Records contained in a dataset

'''

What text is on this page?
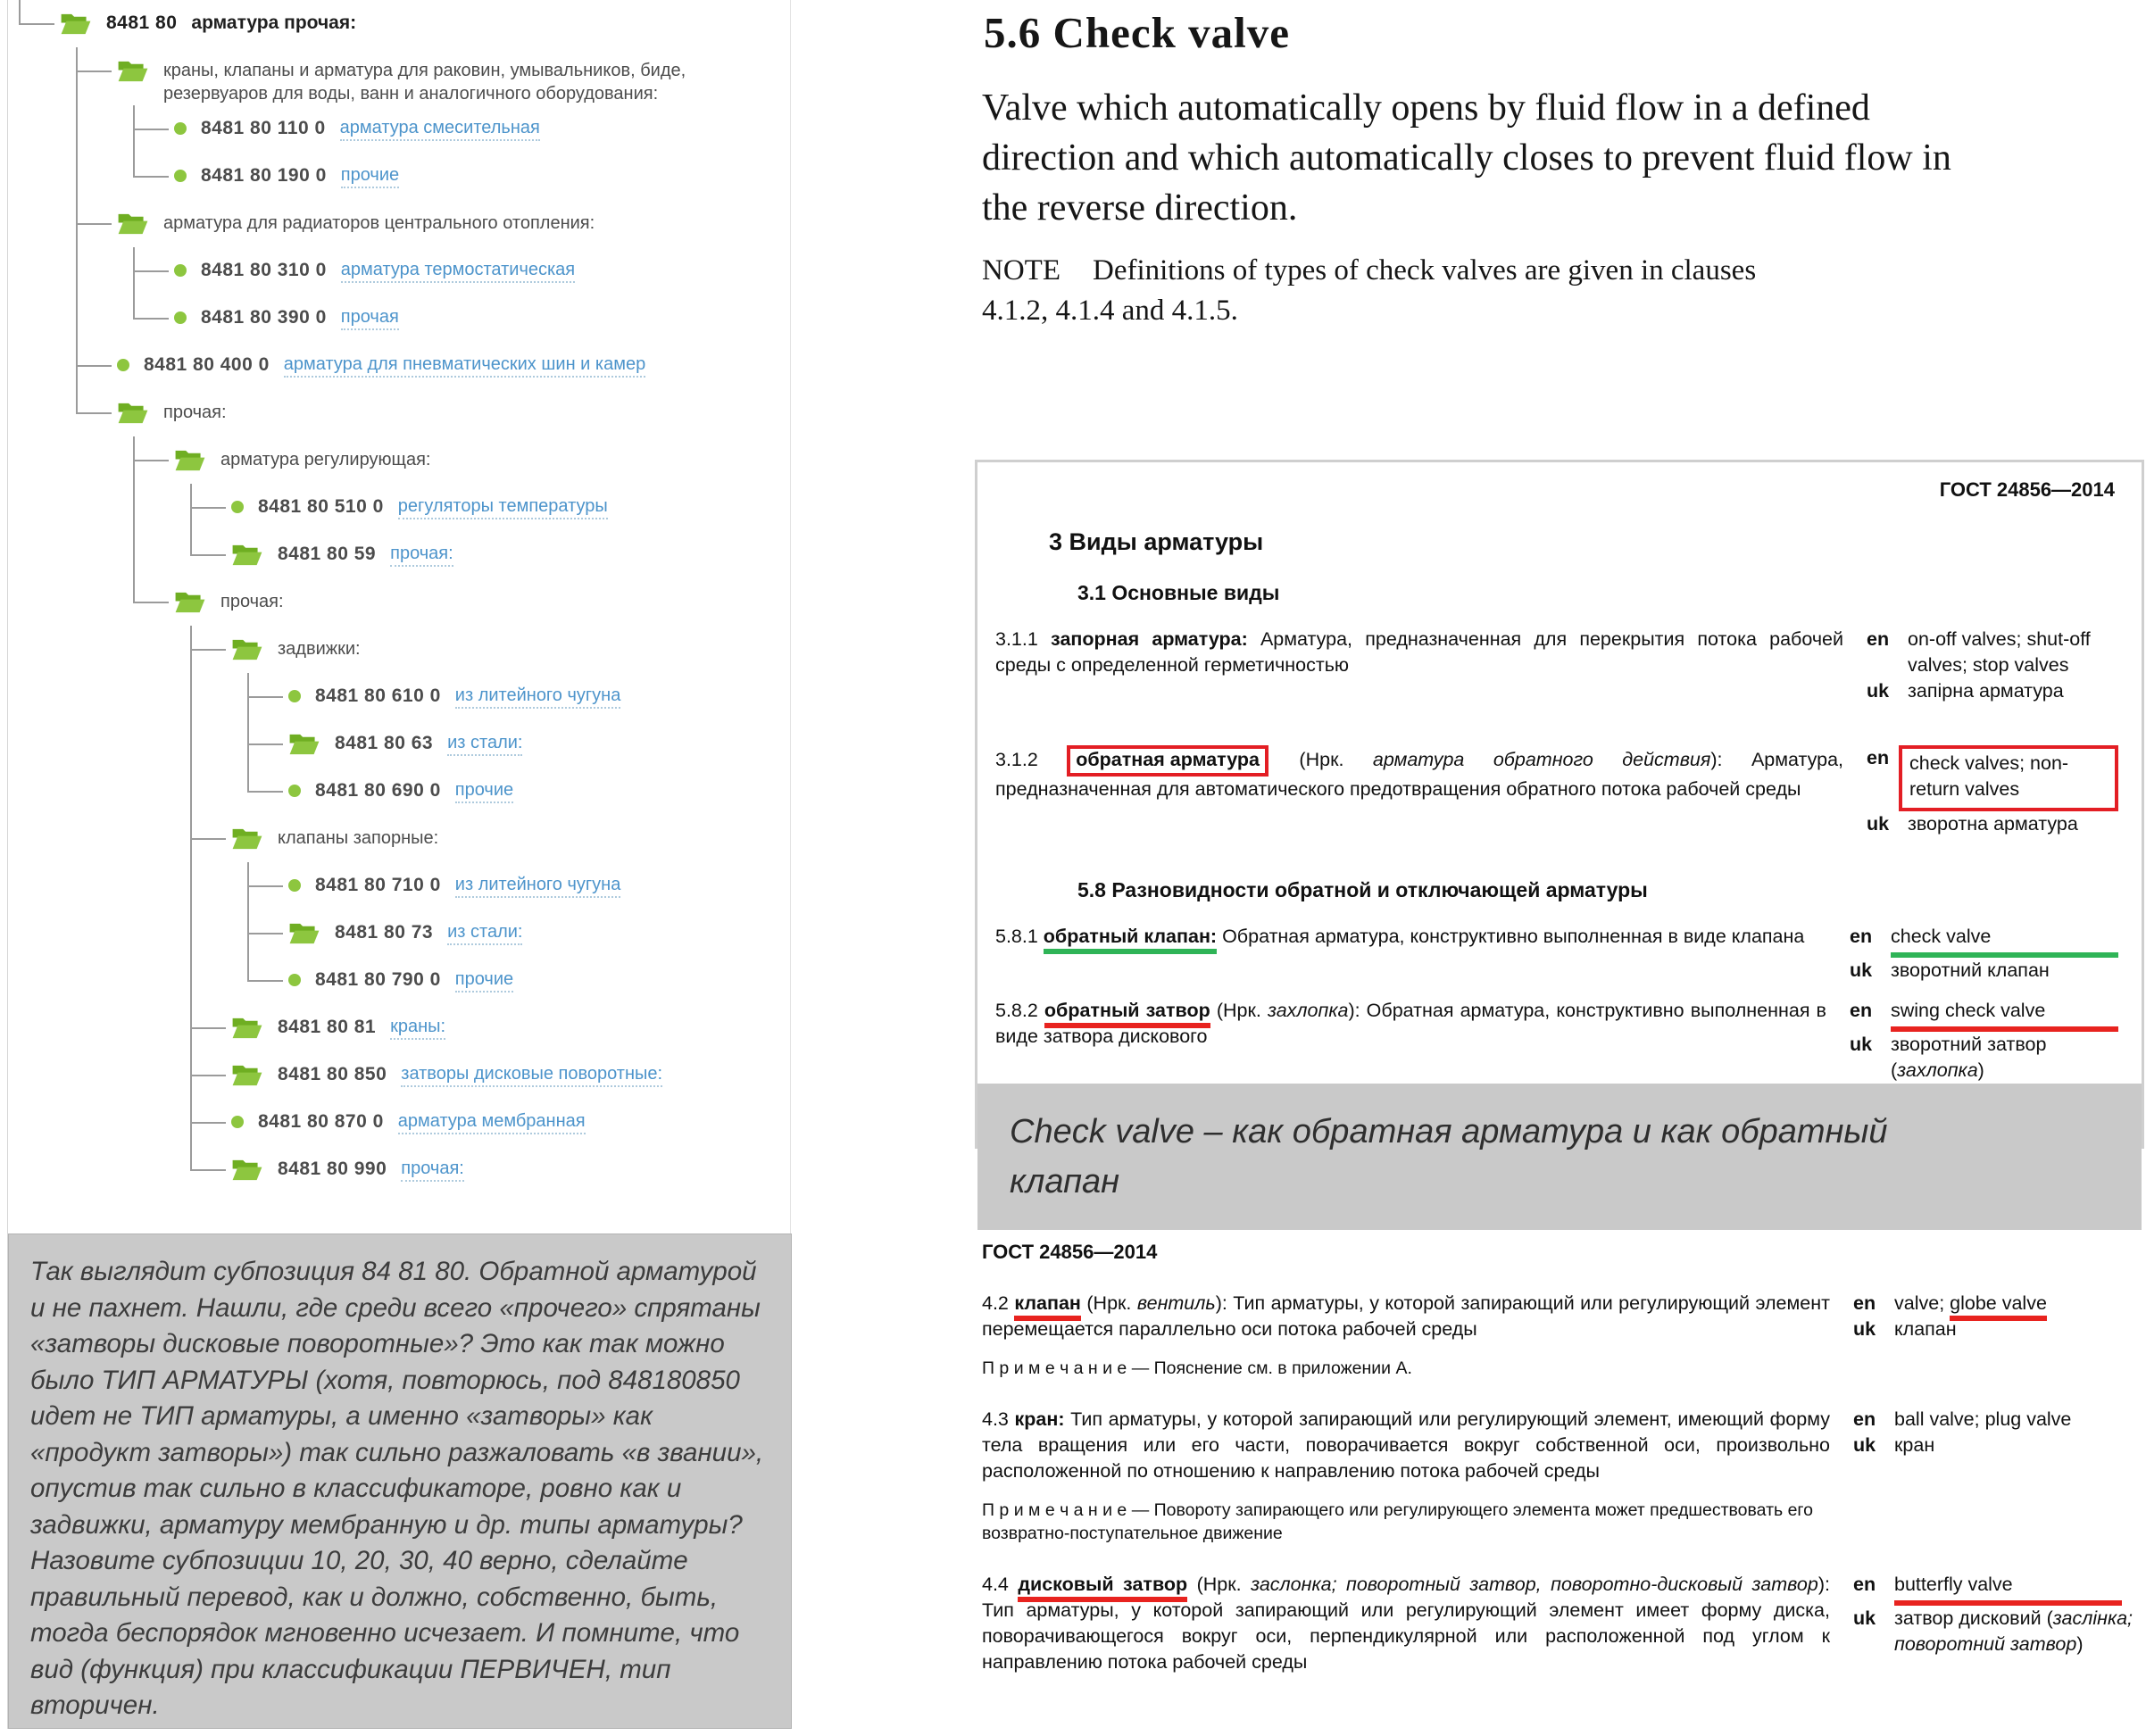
8481 80 арматура прочая:
краны, клапаны и арматура для раковин, умывальников, биде, резервуаров для воды, ванн и аналогичного оборудования:
8481 80 110 0 арматура смесительная
8481 80 190 0 прочие
арматура для радиаторов центрального отопления:
8481 80 310 0 арматура термостатическая
8481 80 390 0 прочая
8481 80 400 0 арматура для пневматических шин и камер
прочая:
арматура регулирующая:
8481 80 510 0 регуляторы температуры
8481 80 59 прочая:
прочая:
задвижки:
8481 80 610 0 из литейного чугуна
8481 80 63 из стали:
8481 80 690 0 прочие
клапаны запорные:
8481 80 710 0 из литейного чугуна
8481 80 73 из стали:
8481 80 790 0 прочие
8481 80 81 краны:
8481 80 850 затворы дисковые поворотные:
8481 80 870 0 арматура мембранная
8481 80 990 прочая:
Так выглядит субпозиция 84 81 80. Обратной арматурой и не пахнет. Нашли, где среди всего «прочего» спрятаны «затворы дисковые поворотные»? Это как так можно было ТИП АРМАТУРЫ (хотя, повторюсь, под 848180850 идет не ТИП арматуры, а именно «затворы» как «продукт затворы») так сильно разжаловать «в звании», опустив так сильно в классификаторе, ровно как и задвижки, арматуру мембранную и др. типы арматуры? Назовите субпозиции 10, 20, 30, 40 верно, сделайте правильный перевод, как и должно, собственно, быть, тогда беспорядок мгновенно исчезает. И помните, что вид (функция) при классификации ПЕРВИЧЕН, тип вторичен.
5.6 Check valve
Valve which automatically opens by fluid flow in a defined direction and which automatically closes to prevent fluid flow in the reverse direction.
NOTE Definitions of types of check valves are given in clauses 4.1.2, 4.1.4 and 4.1.5.
ГОСТ 24856—2014
3 Виды арматуры
3.1 Основные виды
3.1.1 запорная арматура: Арматура, предназначенная для перекрытия потока рабочей среды с определенной герметичностью
en on-off valves; shut-off valves; stop valves
uk запірна арматура
3.1.2 обратная арматура (Нрк. арматура обратного действия): Арматура, предназначенная для автоматического предотвращения обратного потока рабочей среды
en	check valves; non-return valves
uk зворотна арматура
5.8 Разновидности обратной и отключающей арматуры
5.8.1 обратный клапан: Обратная арматура, конструктивно выполненная в виде клапана	en check valve
uk зворотний клапан
5.8.2 обратный затвор (Нрк. захлопка): Обратная арматура, конструктивно выполненная в виде затвора дискового
en swing check valve
uk зворотний затвор (захлопка)
Check valve – как обратная арматура и как обратный клапан
ГОСТ 24856—2014
4.2 клапан (Нрк. вентиль): Тип арматуры, у которой запирающий или регулирующий элемент перемещается параллельно оси потока рабочей среды
en valve; globe valve
uk клапан
П р и м е ч а н и е — Пояснение см. в приложении А.
4.3 кран: Тип арматуры, у которой запирающий или регулирующий элемент, имеющий форму тела вращения или его части, поворачивается вокруг собственной оси, произвольно расположенной по отношению к направлению потока рабочей среды
en ball valve; plug valve
uk кран
П р и м е ч а н и е — Повороту запирающего или регулирующего элемента может предшествовать его возвратно-поступательное движение
4.4 дисковый затвор (Нрк. заслонка; поворотный затвор, поворотно-дисковый затвор): Тип арматуры, у которой запирающий или регулирующий элемент имеет форму диска, поворачивающегося вокруг оси, перпендикулярной или расположенной под углом к направлению потока рабочей среды
en butterfly valve
uk затвор дисковий (заслінка; поворотний затвор)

'''

▶ CHALLENGE
Reproduce the whole listing above word for word, but not its pictures.

▶ FINAL ANSWER
What text is on this page?
8481 80 арматура прочая:
краны, клапаны и арматура для раковин, умывальников, биде, резервуаров для воды, ванн и аналогичного оборудования:
8481 80 110 0 арматура смесительная
8481 80 190 0 прочие
арматура для радиаторов центрального отопления:
8481 80 310 0 арматура термостатическая
8481 80 390 0 прочая
8481 80 400 0 арматура для пневматических шин и камер
прочая:
арматура регулирующая:
8481 80 510 0 регуляторы температуры
8481 80 59 прочая:
прочая:
задвижки:
8481 80 610 0 из литейного чугуна
8481 80 63 из стали:
8481 80 690 0 прочие
клапаны запорные:
8481 80 710 0 из литейного чугуна
8481 80 73 из стали:
8481 80 790 0 прочие
8481 80 81 краны:
8481 80 850 затворы дисковые поворотные:
8481 80 870 0 арматура мембранная
8481 80 990 прочая:
Так выглядит субпозиция 84 81 80. Обратной арматурой и не пахнет. Нашли, где среди всего «прочего» спрятаны «затворы дисковые поворотные»? Это как так можно было ТИП АРМАТУРЫ (хотя, повторюсь, под 848180850 идет не ТИП арматуры, а именно «затворы» как «продукт затворы») так сильно разжаловать «в звании», опустив так сильно в классификаторе, ровно как и задвижки, арматуру мембранную и др. типы арматуры? Назовите субпозиции 10, 20, 30, 40 верно, сделайте правильный перевод, как и должно, собственно, быть, тогда беспорядок мгновенно исчезает. И помните, что вид (функция) при классификации ПЕРВИЧЕН, тип вторичен.
5.6 Check valve
Valve which automatically opens by fluid flow in a defined direction and which automatically closes to prevent fluid flow in the reverse direction.
NOTE Definitions of types of check valves are given in clauses 4.1.2, 4.1.4 and 4.1.5.
ГОСТ 24856—2014
3 Виды арматуры
3.1 Основные виды
3.1.1 запорная арматура: Арматура, предназначенная для перекрытия потока рабочей среды с определенной герметичностью
en on-off valves; shut-off valves; stop valves
uk запірна арматура
3.1.2 обратная арматура (Нрк. арматура обратного действия): Арматура, предназначенная для автоматического предотвращения обратного потока рабочей среды
en	check valves; non-return valves
uk зворотна арматура
5.8 Разновидности обратной и отключающей арматуры
5.8.1 обратный клапан: Обратная арматура, конструктивно выполненная в виде клапана	en check valve
uk зворотний клапан
5.8.2 обратный затвор (Нрк. захлопка): Обратная арматура, конструктивно выполненная в виде затвора дискового
en swing check valve
uk зворотний затвор (захлопка)
Check valve – как обратная арматура и как обратный клапан
ГОСТ 24856—2014
4.2 клапан (Нрк. вентиль): Тип арматуры, у которой запирающий или регулирующий элемент перемещается параллельно оси потока рабочей среды
en valve; globe valve
uk клапан
П р и м е ч а н и е — Пояснение см. в приложении А.
4.3 кран: Тип арматуры, у которой запирающий или регулирующий элемент, имеющий форму тела вращения или его части, поворачивается вокруг собственной оси, произвольно расположенной по отношению к направлению потока рабочей среды
en ball valve; plug valve
uk кран
П р и м е ч а н и е — Повороту запирающего или регулирующего элемента может предшествовать его возвратно-поступательное движение
4.4 дисковый затвор (Нрк. заслонка; поворотный затвор, поворотно-дисковый затвор): Тип арматуры, у которой запирающий или регулирующий элемент имеет форму диска, поворачивающегося вокруг оси, перпендикулярной или расположенной под углом к направлению потока рабочей среды
en butterfly valve
uk затвор дисковий (заслінка; поворотний затвор)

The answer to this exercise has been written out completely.